Extracted data entries
————————

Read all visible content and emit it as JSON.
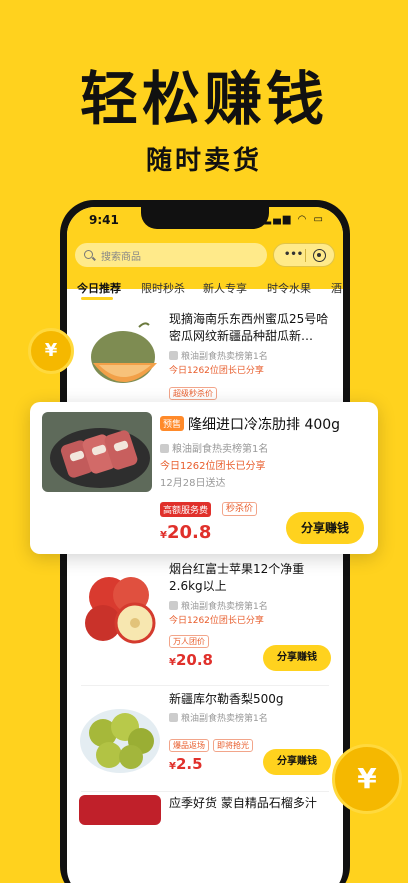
{
  "hero": {
    "title": "轻松赚钱",
    "subtitle": "随时卖货"
  },
  "status_bar": {
    "time": "9:41",
    "icons": "▂▄▆ ◠ ▭"
  },
  "search": {
    "placeholder": "搜索商品"
  },
  "capsule": {
    "more": "•••"
  },
  "tabs": [
    {
      "label": "今日推荐",
      "active": true
    },
    {
      "label": "限时秒杀"
    },
    {
      "label": "新人专享"
    },
    {
      "label": "时令水果"
    },
    {
      "label": "酒"
    }
  ],
  "items": [
    {
      "title": "现摘海南乐东西州蜜瓜25号哈密瓜网纹新疆品种甜瓜新…",
      "rank": "粮油副食热卖榜第1名",
      "leaders": "今日1262位团长已分享",
      "tags": [
        "超级秒杀价"
      ]
    },
    {
      "title": "烟台红富士苹果12个净重2.6kg以上",
      "rank": "粮油副食热卖榜第1名",
      "leaders": "今日1262位团长已分享",
      "tags": [
        "万人团价"
      ],
      "currency": "¥",
      "price": "20.8",
      "share_label": "分享赚钱"
    },
    {
      "title": "新疆库尔勒香梨500g",
      "rank": "粮油副食热卖榜第1名",
      "tags": [
        "爆品返场",
        "即将抢光"
      ],
      "currency": "¥",
      "price": "2.5",
      "share_label": "分享赚钱"
    },
    {
      "title": "应季好货 蒙自精品石榴多汁"
    }
  ],
  "featured": {
    "presale": "预售",
    "title": "隆细进口冷冻肋排 400g",
    "rank": "粮油副食热卖榜第1名",
    "leaders": "今日1262位团长已分享",
    "delivery": "12月28日送达",
    "tags": [
      "高额服务费",
      "秒杀价"
    ],
    "currency": "¥",
    "price": "20.8",
    "share_label": "分享赚钱"
  },
  "coin_symbol": "¥"
}
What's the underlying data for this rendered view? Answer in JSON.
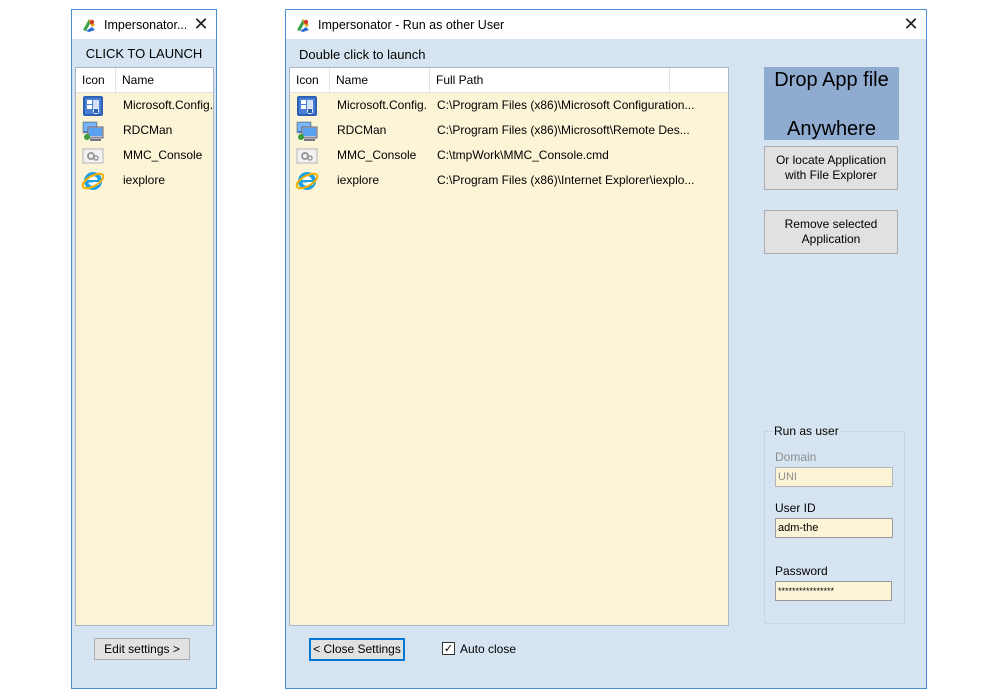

————————

Leave the images out and output the remaining material exactly as it stands.

◆ Reply ◆
Read all visible content and emit it as JSON.
{
  "hero": {
    "title": "轻松赚钱",
    "subtitle": "随时卖货"
  },
  "status_bar": {
    "time": "9:41",
    "icons": "▂▄▆ ◠ ▭"
  },
  "search": {
    "placeholder": "搜索商品"
  },
  "capsule": {
    "more": "•••"
  },
  "tabs": [
    {
      "label": "今日推荐",
      "active": true
    },
    {
      "label": "限时秒杀"
    },
    {
      "label": "新人专享"
    },
    {
      "label": "时令水果"
    },
    {
      "label": "酒"
    }
  ],
  "items": [
    {
      "title": "现摘海南乐东西州蜜瓜25号哈密瓜网纹新疆品种甜瓜新…",
      "rank": "粮油副食热卖榜第1名",
      "leaders": "今日1262位团长已分享",
      "tags": [
        "超级秒杀价"
      ]
    },
    {
      "title": "烟台红富士苹果12个净重2.6kg以上",
      "rank": "粮油副食热卖榜第1名",
      "leaders": "今日1262位团长已分享",
      "tags": [
        "万人团价"
      ],
      "currency": "¥",
      "price": "20.8",
      "share_label": "分享赚钱"
    },
    {
      "title": "新疆库尔勒香梨500g",
      "rank": "粮油副食热卖榜第1名",
      "tags": [
        "爆品返场",
        "即将抢光"
      ],
      "currency": "¥",
      "price": "2.5",
      "share_label": "分享赚钱"
    },
    {
      "title": "应季好货 蒙自精品石榴多汁"
    }
  ],
  "featured": {
    "presale": "预售",
    "title": "隆细进口冷冻肋排 400g",
    "rank": "粮油副食热卖榜第1名",
    "leaders": "今日1262位团长已分享",
    "delivery": "12月28日送达",
    "tags": [
      "高额服务费",
      "秒杀价"
    ],
    "currency": "¥",
    "price": "20.8",
    "share_label": "分享赚钱"
  },
  "coin_symbol": "¥"
}
What's the underlying data for this rendered view? Answer in JSON.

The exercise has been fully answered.